= EXERCISE =
Copy out each line of the material in which the word "如果定义了文档网格" appears.

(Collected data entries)
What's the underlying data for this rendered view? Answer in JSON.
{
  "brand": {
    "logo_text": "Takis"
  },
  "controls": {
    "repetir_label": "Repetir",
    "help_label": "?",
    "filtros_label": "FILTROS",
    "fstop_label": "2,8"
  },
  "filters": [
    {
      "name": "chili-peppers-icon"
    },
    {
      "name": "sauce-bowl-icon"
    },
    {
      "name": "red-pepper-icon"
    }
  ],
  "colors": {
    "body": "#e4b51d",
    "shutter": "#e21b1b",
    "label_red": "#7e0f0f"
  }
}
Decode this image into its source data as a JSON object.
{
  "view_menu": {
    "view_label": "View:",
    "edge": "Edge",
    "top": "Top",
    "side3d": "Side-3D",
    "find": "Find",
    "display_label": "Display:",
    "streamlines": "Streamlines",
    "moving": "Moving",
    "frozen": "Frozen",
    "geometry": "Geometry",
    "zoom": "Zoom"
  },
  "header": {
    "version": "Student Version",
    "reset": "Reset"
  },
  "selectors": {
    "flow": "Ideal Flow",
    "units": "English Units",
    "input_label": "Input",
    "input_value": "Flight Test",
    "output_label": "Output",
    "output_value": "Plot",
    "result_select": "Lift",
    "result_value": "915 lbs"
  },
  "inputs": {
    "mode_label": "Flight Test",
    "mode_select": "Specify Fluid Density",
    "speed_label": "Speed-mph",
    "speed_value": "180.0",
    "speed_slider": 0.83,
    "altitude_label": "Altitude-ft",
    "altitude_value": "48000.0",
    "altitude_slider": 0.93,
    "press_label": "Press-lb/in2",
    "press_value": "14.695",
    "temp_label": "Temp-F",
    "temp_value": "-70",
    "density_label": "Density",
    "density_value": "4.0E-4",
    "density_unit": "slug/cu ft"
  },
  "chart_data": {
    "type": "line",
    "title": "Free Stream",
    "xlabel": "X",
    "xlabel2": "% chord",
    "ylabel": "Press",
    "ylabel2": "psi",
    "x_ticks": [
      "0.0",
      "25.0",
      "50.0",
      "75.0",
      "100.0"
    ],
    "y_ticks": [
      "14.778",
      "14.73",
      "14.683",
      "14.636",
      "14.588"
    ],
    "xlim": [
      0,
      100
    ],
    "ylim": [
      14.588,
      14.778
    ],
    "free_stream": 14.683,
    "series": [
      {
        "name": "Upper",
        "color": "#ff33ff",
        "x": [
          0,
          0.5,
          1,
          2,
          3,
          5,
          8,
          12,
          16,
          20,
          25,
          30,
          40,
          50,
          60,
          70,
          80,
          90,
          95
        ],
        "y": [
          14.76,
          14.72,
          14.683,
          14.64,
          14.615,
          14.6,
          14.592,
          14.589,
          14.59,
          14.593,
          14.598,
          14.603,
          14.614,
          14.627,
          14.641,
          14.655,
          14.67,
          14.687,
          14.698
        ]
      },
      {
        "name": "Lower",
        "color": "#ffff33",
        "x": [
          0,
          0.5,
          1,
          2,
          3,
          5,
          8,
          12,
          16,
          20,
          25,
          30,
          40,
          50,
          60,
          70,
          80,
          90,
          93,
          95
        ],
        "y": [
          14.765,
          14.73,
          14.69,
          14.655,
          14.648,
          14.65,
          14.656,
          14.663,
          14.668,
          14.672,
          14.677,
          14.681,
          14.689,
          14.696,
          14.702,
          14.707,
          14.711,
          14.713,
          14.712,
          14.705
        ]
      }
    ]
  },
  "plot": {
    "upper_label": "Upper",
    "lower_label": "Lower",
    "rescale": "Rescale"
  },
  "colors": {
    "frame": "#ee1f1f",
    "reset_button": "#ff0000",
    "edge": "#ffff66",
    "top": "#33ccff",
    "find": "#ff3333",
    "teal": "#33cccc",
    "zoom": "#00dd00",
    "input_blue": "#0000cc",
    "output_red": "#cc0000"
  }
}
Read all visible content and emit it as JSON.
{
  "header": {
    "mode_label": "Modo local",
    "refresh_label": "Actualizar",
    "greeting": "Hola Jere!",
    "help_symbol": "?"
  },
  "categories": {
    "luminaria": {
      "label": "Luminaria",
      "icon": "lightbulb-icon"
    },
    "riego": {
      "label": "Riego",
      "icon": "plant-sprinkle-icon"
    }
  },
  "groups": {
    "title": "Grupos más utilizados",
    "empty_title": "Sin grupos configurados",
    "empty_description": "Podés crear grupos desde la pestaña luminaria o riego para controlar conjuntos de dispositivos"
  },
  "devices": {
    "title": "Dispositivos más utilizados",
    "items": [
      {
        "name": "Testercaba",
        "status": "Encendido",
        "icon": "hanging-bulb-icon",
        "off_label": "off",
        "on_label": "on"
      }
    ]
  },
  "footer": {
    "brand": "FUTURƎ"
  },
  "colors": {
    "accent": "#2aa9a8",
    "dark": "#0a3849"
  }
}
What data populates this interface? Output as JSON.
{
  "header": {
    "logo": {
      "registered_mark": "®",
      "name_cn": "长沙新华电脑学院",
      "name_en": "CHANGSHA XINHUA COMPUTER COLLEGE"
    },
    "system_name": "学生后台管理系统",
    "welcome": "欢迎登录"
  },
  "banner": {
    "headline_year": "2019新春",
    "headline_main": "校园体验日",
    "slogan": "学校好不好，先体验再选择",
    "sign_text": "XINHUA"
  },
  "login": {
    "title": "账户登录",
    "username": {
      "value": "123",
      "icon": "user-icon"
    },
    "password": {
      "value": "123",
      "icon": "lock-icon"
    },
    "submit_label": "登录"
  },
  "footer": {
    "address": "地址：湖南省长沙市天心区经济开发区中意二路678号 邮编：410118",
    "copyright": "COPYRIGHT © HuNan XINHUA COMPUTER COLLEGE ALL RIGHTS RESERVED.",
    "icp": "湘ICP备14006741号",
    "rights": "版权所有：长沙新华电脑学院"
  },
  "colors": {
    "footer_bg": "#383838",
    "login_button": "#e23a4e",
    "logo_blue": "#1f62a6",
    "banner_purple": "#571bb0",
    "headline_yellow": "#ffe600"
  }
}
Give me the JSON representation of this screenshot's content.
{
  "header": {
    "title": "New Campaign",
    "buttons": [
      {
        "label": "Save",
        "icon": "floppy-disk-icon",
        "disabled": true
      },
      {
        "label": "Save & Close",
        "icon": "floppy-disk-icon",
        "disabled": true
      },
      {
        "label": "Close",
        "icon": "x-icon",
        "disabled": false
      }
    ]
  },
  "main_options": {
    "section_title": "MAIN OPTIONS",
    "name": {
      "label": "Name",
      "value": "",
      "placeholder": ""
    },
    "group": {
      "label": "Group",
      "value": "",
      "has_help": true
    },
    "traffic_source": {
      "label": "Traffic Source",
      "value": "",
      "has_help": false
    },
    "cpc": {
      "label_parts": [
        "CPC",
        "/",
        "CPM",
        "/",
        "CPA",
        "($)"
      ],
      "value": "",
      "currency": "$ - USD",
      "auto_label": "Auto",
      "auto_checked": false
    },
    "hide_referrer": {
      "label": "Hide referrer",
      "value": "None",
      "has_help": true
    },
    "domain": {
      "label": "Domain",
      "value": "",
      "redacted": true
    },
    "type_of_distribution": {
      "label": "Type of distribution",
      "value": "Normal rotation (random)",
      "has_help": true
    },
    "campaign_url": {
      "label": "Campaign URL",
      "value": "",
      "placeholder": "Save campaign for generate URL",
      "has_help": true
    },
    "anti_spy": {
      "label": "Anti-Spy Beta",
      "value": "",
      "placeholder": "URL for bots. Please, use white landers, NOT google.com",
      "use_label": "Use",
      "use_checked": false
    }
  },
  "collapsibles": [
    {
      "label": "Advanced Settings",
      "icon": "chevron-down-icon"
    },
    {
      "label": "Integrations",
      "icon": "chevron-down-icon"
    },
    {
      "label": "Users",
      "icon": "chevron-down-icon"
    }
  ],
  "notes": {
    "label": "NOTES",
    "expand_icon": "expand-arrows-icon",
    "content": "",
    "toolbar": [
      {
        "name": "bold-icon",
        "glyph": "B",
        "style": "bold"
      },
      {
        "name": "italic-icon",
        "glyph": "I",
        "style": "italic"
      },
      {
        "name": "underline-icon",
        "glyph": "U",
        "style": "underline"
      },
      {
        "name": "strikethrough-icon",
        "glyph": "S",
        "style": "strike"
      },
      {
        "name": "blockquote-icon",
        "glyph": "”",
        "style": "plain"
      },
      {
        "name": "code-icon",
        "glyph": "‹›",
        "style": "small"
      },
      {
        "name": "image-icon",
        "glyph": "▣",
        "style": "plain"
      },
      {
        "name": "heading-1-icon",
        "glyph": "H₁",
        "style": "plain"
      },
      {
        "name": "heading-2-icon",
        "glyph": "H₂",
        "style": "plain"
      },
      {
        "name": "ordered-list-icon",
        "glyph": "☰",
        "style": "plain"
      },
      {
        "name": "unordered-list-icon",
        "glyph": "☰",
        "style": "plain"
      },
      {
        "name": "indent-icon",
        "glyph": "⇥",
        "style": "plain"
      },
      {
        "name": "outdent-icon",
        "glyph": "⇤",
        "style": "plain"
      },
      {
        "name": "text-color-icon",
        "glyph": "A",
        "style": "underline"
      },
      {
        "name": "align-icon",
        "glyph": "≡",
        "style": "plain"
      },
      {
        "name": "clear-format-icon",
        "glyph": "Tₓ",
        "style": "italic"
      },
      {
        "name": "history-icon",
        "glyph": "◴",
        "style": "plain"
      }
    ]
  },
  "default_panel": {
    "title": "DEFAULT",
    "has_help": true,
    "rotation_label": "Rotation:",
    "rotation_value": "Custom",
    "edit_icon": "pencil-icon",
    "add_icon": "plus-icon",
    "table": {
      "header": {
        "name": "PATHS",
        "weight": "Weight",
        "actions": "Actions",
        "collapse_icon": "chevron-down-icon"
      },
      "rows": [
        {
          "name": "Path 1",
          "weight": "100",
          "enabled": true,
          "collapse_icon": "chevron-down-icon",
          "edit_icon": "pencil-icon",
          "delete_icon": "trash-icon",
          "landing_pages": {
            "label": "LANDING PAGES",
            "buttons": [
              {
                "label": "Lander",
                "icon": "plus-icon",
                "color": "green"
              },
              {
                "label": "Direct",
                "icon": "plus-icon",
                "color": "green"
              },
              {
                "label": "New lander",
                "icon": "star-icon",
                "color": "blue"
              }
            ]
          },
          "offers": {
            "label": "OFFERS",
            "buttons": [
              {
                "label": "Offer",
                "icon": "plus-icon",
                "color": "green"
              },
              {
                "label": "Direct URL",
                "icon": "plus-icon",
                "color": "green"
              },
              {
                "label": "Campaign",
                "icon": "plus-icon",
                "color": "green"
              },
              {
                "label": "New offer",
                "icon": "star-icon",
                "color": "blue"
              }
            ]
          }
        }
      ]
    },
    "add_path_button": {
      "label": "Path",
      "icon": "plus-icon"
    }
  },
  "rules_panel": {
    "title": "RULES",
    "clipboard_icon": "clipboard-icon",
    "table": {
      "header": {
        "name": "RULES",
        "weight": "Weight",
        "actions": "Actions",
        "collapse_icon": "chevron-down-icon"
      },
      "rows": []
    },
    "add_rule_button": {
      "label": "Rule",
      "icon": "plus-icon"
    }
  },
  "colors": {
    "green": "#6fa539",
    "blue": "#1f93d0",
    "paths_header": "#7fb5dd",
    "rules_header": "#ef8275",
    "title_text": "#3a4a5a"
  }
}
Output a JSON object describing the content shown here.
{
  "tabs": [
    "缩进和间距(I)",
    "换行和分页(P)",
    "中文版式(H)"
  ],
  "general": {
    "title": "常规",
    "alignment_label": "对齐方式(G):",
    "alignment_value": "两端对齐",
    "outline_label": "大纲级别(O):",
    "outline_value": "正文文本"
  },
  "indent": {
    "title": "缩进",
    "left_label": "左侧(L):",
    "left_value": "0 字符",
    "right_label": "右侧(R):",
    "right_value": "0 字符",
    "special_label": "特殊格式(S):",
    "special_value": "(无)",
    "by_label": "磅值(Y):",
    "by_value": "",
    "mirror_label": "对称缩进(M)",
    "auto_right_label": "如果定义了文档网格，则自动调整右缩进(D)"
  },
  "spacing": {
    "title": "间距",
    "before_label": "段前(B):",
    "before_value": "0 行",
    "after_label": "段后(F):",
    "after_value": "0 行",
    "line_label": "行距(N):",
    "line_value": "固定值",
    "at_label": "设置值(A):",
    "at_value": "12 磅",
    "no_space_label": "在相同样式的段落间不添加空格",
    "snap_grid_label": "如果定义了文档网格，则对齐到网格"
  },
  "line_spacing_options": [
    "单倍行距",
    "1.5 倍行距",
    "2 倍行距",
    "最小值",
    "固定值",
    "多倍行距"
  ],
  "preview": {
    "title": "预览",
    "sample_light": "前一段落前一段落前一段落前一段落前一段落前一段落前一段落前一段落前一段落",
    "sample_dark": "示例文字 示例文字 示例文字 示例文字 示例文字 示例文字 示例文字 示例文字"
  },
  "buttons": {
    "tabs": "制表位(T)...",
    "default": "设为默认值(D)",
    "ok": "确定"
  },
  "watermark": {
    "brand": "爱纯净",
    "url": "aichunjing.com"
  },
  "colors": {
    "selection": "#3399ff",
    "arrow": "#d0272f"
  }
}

= OUTPUT BELOW =
    "auto_right_label": "如果定义了文档网格，则自动调整右缩进(D)"
    "snap_grid_label": "如果定义了文档网格，则对齐到网格"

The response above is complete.